[BEGIN]

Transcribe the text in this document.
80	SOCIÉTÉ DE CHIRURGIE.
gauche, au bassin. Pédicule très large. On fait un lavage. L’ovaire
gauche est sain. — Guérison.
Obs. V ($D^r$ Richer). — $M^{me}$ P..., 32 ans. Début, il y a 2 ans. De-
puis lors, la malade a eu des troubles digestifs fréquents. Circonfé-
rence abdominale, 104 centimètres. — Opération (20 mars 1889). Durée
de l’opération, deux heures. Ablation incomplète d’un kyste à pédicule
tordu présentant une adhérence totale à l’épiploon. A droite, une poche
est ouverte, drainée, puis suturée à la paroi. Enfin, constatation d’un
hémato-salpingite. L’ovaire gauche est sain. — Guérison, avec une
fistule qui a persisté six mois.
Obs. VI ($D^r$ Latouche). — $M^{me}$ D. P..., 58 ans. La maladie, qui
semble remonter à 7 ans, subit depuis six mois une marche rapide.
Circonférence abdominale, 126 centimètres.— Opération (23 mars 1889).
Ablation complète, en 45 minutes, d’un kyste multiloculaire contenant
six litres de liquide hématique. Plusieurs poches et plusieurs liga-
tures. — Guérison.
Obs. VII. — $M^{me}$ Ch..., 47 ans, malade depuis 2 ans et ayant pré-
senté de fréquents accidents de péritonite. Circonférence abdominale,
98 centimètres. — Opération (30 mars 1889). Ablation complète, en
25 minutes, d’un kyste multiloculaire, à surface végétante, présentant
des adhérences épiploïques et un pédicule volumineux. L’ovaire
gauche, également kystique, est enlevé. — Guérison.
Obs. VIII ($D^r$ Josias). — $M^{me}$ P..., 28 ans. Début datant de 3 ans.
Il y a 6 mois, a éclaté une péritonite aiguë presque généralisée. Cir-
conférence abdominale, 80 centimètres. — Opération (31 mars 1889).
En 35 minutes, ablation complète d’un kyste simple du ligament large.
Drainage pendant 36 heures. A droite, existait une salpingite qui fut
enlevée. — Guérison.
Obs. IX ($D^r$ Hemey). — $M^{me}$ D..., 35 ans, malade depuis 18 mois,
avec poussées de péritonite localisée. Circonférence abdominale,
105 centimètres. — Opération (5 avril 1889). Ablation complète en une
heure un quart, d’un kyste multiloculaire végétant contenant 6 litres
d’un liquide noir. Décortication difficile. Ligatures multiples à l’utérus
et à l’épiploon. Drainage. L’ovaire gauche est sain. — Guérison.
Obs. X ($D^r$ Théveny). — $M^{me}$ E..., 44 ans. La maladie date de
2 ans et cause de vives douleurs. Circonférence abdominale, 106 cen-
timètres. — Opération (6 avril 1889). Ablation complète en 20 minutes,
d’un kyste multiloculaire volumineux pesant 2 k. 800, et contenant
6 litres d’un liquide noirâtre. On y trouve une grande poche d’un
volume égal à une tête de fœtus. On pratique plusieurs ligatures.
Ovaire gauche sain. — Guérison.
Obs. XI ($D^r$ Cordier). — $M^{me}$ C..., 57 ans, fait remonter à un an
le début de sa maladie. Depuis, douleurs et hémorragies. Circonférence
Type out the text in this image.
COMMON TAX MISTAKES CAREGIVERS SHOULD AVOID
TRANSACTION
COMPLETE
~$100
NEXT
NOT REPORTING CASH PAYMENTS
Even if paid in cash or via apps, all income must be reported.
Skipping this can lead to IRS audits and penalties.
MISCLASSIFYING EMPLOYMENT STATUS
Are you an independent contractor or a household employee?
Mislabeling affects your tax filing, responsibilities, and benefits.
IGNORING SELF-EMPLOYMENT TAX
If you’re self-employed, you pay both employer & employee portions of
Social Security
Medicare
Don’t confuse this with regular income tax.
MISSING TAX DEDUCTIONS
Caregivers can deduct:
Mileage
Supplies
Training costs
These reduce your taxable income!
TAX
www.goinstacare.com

[END]

Work to do — Restate the whole of the material exactly.

Response to this task —
Transcribe the text in this document.
80	SOCIÉTÉ DE CHIRURGIE.
gauche, au bassin. Pédicule très large. On fait un lavage. L’ovaire
gauche est sain. — Guérison.
Obs. V ($D^r$ Richer). — $M^{me}$ P..., 32 ans. Début, il y a 2 ans. De-
puis lors, la malade a eu des troubles digestifs fréquents. Circonfé-
rence abdominale, 104 centimètres. — Opération (20 mars 1889). Durée
de l’opération, deux heures. Ablation incomplète d’un kyste à pédicule
tordu présentant une adhérence totale à l’épiploon. A droite, une poche
est ouverte, drainée, puis suturée à la paroi. Enfin, constatation d’un
hémato-salpingite. L’ovaire gauche est sain. — Guérison, avec une
fistule qui a persisté six mois.
Obs. VI ($D^r$ Latouche). — $M^{me}$ D. P..., 58 ans. La maladie, qui
semble remonter à 7 ans, subit depuis six mois une marche rapide.
Circonférence abdominale, 126 centimètres.— Opération (23 mars 1889).
Ablation complète, en 45 minutes, d’un kyste multiloculaire contenant
six litres de liquide hématique. Plusieurs poches et plusieurs liga-
tures. — Guérison.
Obs. VII. — $M^{me}$ Ch..., 47 ans, malade depuis 2 ans et ayant pré-
senté de fréquents accidents de péritonite. Circonférence abdominale,
98 centimètres. — Opération (30 mars 1889). Ablation complète, en
25 minutes, d’un kyste multiloculaire, à surface végétante, présentant
des adhérences épiploïques et un pédicule volumineux. L’ovaire
gauche, également kystique, est enlevé. — Guérison.
Obs. VIII ($D^r$ Josias). — $M^{me}$ P..., 28 ans. Début datant de 3 ans.
Il y a 6 mois, a éclaté une péritonite aiguë presque généralisée. Cir-
conférence abdominale, 80 centimètres. — Opération (31 mars 1889).
En 35 minutes, ablation complète d’un kyste simple du ligament large.
Drainage pendant 36 heures. A droite, existait une salpingite qui fut
enlevée. — Guérison.
Obs. IX ($D^r$ Hemey). — $M^{me}$ D..., 35 ans, malade depuis 18 mois,
avec poussées de péritonite localisée. Circonférence abdominale,
105 centimètres. — Opération (5 avril 1889). Ablation complète en une
heure un quart, d’un kyste multiloculaire végétant contenant 6 litres
d’un liquide noir. Décortication difficile. Ligatures multiples à l’utérus
et à l’épiploon. Drainage. L’ovaire gauche est sain. — Guérison.
Obs. X ($D^r$ Théveny). — $M^{me}$ E..., 44 ans. La maladie date de
2 ans et cause de vives douleurs. Circonférence abdominale, 106 cen-
timètres. — Opération (6 avril 1889). Ablation complète en 20 minutes,
d’un kyste multiloculaire volumineux pesant 2 k. 800, et contenant
6 litres d’un liquide noirâtre. On y trouve une grande poche d’un
volume égal à une tête de fœtus. On pratique plusieurs ligatures.
Ovaire gauche sain. — Guérison.
Obs. XI ($D^r$ Cordier). — $M^{me}$ C..., 57 ans, fait remonter à un an
le début de sa maladie. Depuis, douleurs et hémorragies. Circonférence
Type out the text in this image.
COMMON TAX MISTAKES CAREGIVERS SHOULD AVOID
TRANSACTION
COMPLETE
~$100
NEXT
NOT REPORTING CASH PAYMENTS
Even if paid in cash or via apps, all income must be reported.
Skipping this can lead to IRS audits and penalties.
MISCLASSIFYING EMPLOYMENT STATUS
Are you an independent contractor or a household employee?
Mislabeling affects your tax filing, responsibilities, and benefits.
IGNORING SELF-EMPLOYMENT TAX
If you’re self-employed, you pay both employer & employee portions of
Social Security
Medicare
Don’t confuse this with regular income tax.
MISSING TAX DEDUCTIONS
Caregivers can deduct:
Mileage
Supplies
Training costs
These reduce your taxable income!
TAX
www.goinstacare.com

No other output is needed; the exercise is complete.